◆ AIM ◆
The entries are to be returned exactly, with images left out.

# # # # # # #

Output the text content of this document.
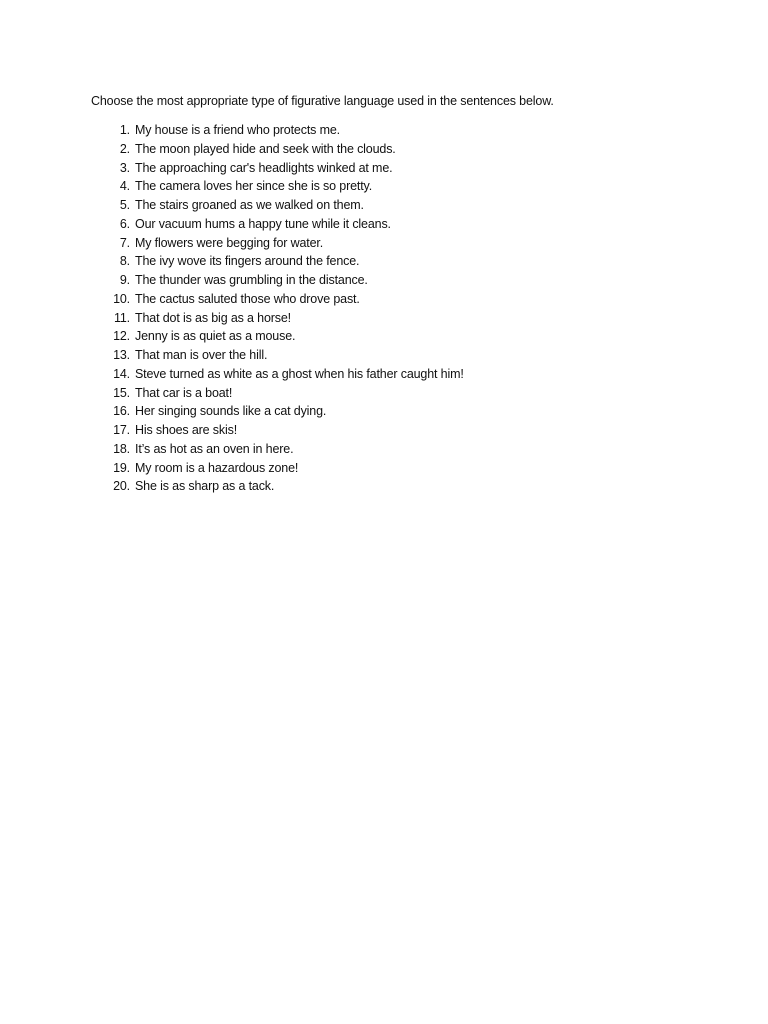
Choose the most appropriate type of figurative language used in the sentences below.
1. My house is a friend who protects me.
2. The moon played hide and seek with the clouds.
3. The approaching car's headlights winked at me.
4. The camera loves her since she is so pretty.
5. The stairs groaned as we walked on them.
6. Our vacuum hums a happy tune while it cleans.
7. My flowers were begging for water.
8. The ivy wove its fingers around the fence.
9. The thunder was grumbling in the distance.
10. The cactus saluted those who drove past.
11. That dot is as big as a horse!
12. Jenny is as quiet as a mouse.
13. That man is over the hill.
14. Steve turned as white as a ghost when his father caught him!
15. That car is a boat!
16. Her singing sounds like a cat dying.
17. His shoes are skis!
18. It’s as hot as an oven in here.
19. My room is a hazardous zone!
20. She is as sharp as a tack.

# # # # # # #

◆ THE ANSWER ◆
Output the text content of this document.
Choose the most appropriate type of figurative language used in the sentences below.
1. My house is a friend who protects me.
2. The moon played hide and seek with the clouds.
3. The approaching car's headlights winked at me.
4. The camera loves her since she is so pretty.
5. The stairs groaned as we walked on them.
6. Our vacuum hums a happy tune while it cleans.
7. My flowers were begging for water.
8. The ivy wove its fingers around the fence.
9. The thunder was grumbling in the distance.
10. The cactus saluted those who drove past.
11. That dot is as big as a horse!
12. Jenny is as quiet as a mouse.
13. That man is over the hill.
14. Steve turned as white as a ghost when his father caught him!
15. That car is a boat!
16. Her singing sounds like a cat dying.
17. His shoes are skis!
18. It’s as hot as an oven in here.
19. My room is a hazardous zone!
20. She is as sharp as a tack.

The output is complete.